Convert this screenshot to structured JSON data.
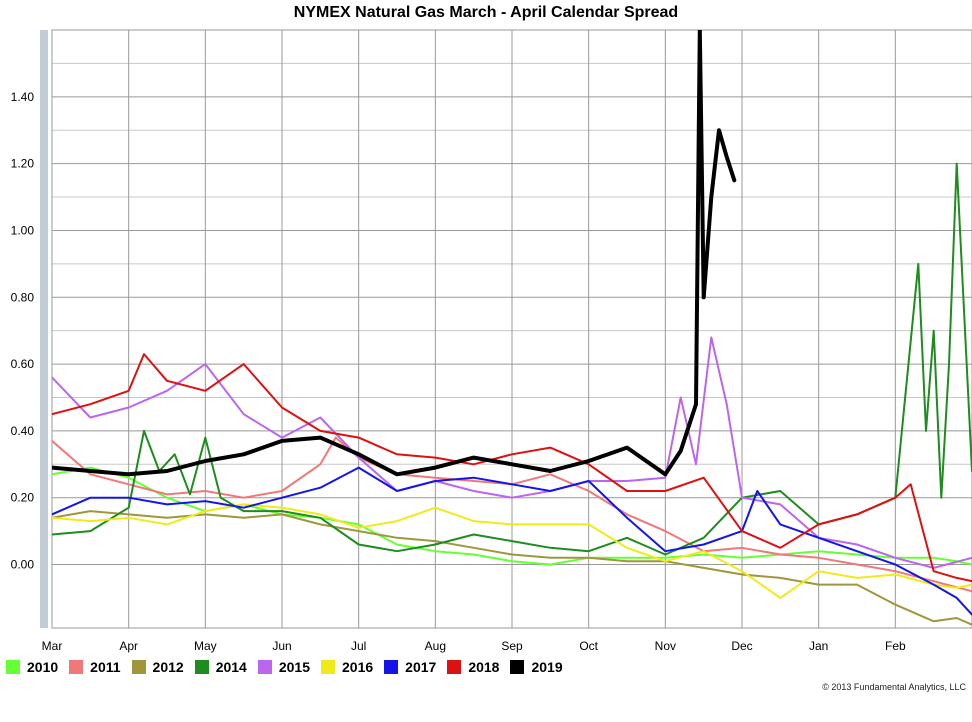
{
  "chart_data": {
    "type": "line",
    "title": "NYMEX Natural Gas March - April Calendar Spread",
    "xlabel": "",
    "ylabel": "",
    "x_ticks": [
      "Mar",
      "Apr",
      "May",
      "Jun",
      "Jul",
      "Aug",
      "Sep",
      "Oct",
      "Nov",
      "Dec",
      "Jan",
      "Feb"
    ],
    "y_ticks": [
      "1.40",
      "1.20",
      "1.00",
      "0.80",
      "0.60",
      "0.40",
      "0.20",
      "0.00"
    ],
    "ylim": [
      -0.19,
      1.6
    ],
    "xlim": [
      0,
      12
    ],
    "grid": true,
    "legend_position": "bottom-left",
    "series": [
      {
        "name": "2010",
        "color": "#66ff33",
        "width": 2,
        "x": [
          0,
          0.5,
          1,
          1.5,
          2,
          2.5,
          3,
          3.5,
          4,
          4.5,
          5,
          5.5,
          6,
          6.5,
          7,
          7.5,
          8,
          8.5,
          9,
          9.5,
          10,
          10.5,
          11,
          11.5,
          11.8,
          12
        ],
        "y": [
          0.27,
          0.29,
          0.26,
          0.2,
          0.16,
          0.18,
          0.15,
          0.14,
          0.12,
          0.06,
          0.04,
          0.03,
          0.01,
          0,
          0.02,
          0.02,
          0.02,
          0.03,
          0.02,
          0.03,
          0.04,
          0.03,
          0.02,
          0.02,
          0.01,
          0.0
        ]
      },
      {
        "name": "2011",
        "color": "#f07878",
        "width": 2,
        "x": [
          0,
          0.5,
          1,
          1.5,
          2,
          2.5,
          3,
          3.5,
          3.7,
          4,
          4.5,
          5,
          5.5,
          6,
          6.5,
          7,
          7.5,
          8,
          8.5,
          9,
          9.5,
          10,
          10.5,
          11,
          11.5,
          12
        ],
        "y": [
          0.37,
          0.27,
          0.24,
          0.21,
          0.22,
          0.2,
          0.22,
          0.3,
          0.38,
          0.32,
          0.27,
          0.26,
          0.25,
          0.24,
          0.27,
          0.22,
          0.15,
          0.1,
          0.04,
          0.05,
          0.03,
          0.02,
          0.0,
          -0.02,
          -0.05,
          -0.08
        ]
      },
      {
        "name": "2012",
        "color": "#a0963c",
        "width": 2,
        "x": [
          0,
          0.5,
          1,
          1.5,
          2,
          2.5,
          3,
          3.5,
          4,
          4.5,
          5,
          5.5,
          6,
          6.5,
          7,
          7.5,
          8,
          8.5,
          9,
          9.5,
          10,
          10.5,
          11,
          11.5,
          11.8,
          12
        ],
        "y": [
          0.14,
          0.16,
          0.15,
          0.14,
          0.15,
          0.14,
          0.15,
          0.12,
          0.1,
          0.08,
          0.07,
          0.05,
          0.03,
          0.02,
          0.02,
          0.01,
          0.01,
          -0.01,
          -0.03,
          -0.04,
          -0.06,
          -0.06,
          -0.12,
          -0.17,
          -0.16,
          -0.18
        ]
      },
      {
        "name": "2014",
        "color": "#1e8c1e",
        "width": 2,
        "x": [
          0,
          0.5,
          1,
          1.2,
          1.4,
          1.6,
          1.8,
          2,
          2.2,
          2.5,
          3,
          3.5,
          4,
          4.5,
          5,
          5.5,
          6,
          6.5,
          7,
          7.5,
          8,
          8.5,
          9,
          9.5,
          10,
          10.5,
          11,
          11.3,
          11.4,
          11.5,
          11.6,
          11.7,
          11.8,
          12
        ],
        "y": [
          0.09,
          0.1,
          0.17,
          0.4,
          0.28,
          0.33,
          0.21,
          0.38,
          0.2,
          0.16,
          0.16,
          0.14,
          0.06,
          0.04,
          0.06,
          0.09,
          0.07,
          0.05,
          0.04,
          0.08,
          0.03,
          0.08,
          0.2,
          0.22,
          0.12,
          0.15,
          0.2,
          0.9,
          0.4,
          0.7,
          0.2,
          0.6,
          1.2,
          0.28
        ]
      },
      {
        "name": "2015",
        "color": "#bb66ee",
        "width": 2,
        "x": [
          0,
          0.5,
          1,
          1.5,
          2,
          2.5,
          3,
          3.5,
          4,
          4.5,
          5,
          5.5,
          6,
          6.5,
          7,
          7.5,
          8,
          8.2,
          8.4,
          8.6,
          8.8,
          9,
          9.5,
          10,
          10.5,
          11,
          11.5,
          12
        ],
        "y": [
          0.56,
          0.44,
          0.47,
          0.52,
          0.6,
          0.45,
          0.38,
          0.44,
          0.32,
          0.22,
          0.25,
          0.22,
          0.2,
          0.22,
          0.25,
          0.25,
          0.26,
          0.5,
          0.3,
          0.68,
          0.48,
          0.2,
          0.18,
          0.08,
          0.06,
          0.02,
          -0.01,
          0.02
        ]
      },
      {
        "name": "2016",
        "color": "#f2ea18",
        "width": 2,
        "x": [
          0,
          0.5,
          1,
          1.5,
          2,
          2.5,
          3,
          3.5,
          4,
          4.5,
          5,
          5.5,
          6,
          6.5,
          7,
          7.5,
          8,
          8.5,
          9,
          9.5,
          10,
          10.5,
          11,
          11.5,
          11.8,
          12
        ],
        "y": [
          0.14,
          0.13,
          0.14,
          0.12,
          0.16,
          0.18,
          0.17,
          0.15,
          0.11,
          0.13,
          0.17,
          0.13,
          0.12,
          0.12,
          0.12,
          0.05,
          0.01,
          0.04,
          -0.02,
          -0.1,
          -0.02,
          -0.04,
          -0.03,
          -0.06,
          -0.07,
          -0.06
        ]
      },
      {
        "name": "2017",
        "color": "#1515e8",
        "width": 2,
        "x": [
          0,
          0.5,
          1,
          1.5,
          2,
          2.5,
          3,
          3.5,
          4,
          4.5,
          5,
          5.5,
          6,
          6.5,
          7,
          7.5,
          8,
          8.5,
          9,
          9.2,
          9.5,
          10,
          10.5,
          11,
          11.5,
          11.8,
          12
        ],
        "y": [
          0.15,
          0.2,
          0.2,
          0.18,
          0.19,
          0.17,
          0.2,
          0.23,
          0.29,
          0.22,
          0.25,
          0.26,
          0.24,
          0.22,
          0.25,
          0.14,
          0.04,
          0.06,
          0.1,
          0.22,
          0.12,
          0.08,
          0.04,
          0.0,
          -0.06,
          -0.1,
          -0.15
        ]
      },
      {
        "name": "2018",
        "color": "#dd1111",
        "width": 2,
        "x": [
          0,
          0.5,
          1,
          1.2,
          1.5,
          2,
          2.5,
          3,
          3.5,
          4,
          4.5,
          5,
          5.5,
          6,
          6.5,
          7,
          7.5,
          8,
          8.5,
          9,
          9.5,
          10,
          10.5,
          11,
          11.2,
          11.5,
          11.8,
          12
        ],
        "y": [
          0.45,
          0.48,
          0.52,
          0.63,
          0.55,
          0.52,
          0.6,
          0.47,
          0.4,
          0.38,
          0.33,
          0.32,
          0.3,
          0.33,
          0.35,
          0.3,
          0.22,
          0.22,
          0.26,
          0.1,
          0.05,
          0.12,
          0.15,
          0.2,
          0.24,
          -0.02,
          -0.04,
          -0.05
        ]
      },
      {
        "name": "2019",
        "color": "#000000",
        "width": 4,
        "x": [
          0,
          0.5,
          1,
          1.5,
          2,
          2.5,
          3,
          3.5,
          4,
          4.5,
          5,
          5.5,
          6,
          6.5,
          7,
          7.5,
          8,
          8.2,
          8.4,
          8.45,
          8.5,
          8.6,
          8.7,
          8.8,
          8.9
        ],
        "y": [
          0.29,
          0.28,
          0.27,
          0.28,
          0.31,
          0.33,
          0.37,
          0.38,
          0.33,
          0.27,
          0.29,
          0.32,
          0.3,
          0.28,
          0.31,
          0.35,
          0.27,
          0.34,
          0.48,
          1.6,
          0.8,
          1.1,
          1.3,
          1.22,
          1.15
        ]
      }
    ]
  },
  "copyright": "© 2013 Fundamental Analytics, LLC"
}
++++++++++
Identify and list each line with the word "name".

        "name": "2010",
        "name": "2011",
        "name": "2012",
        "name": "2014",
        "name": "2015",
        "name": "2016",
        "name": "2017",
        "name": "2018",
        "name": "2019",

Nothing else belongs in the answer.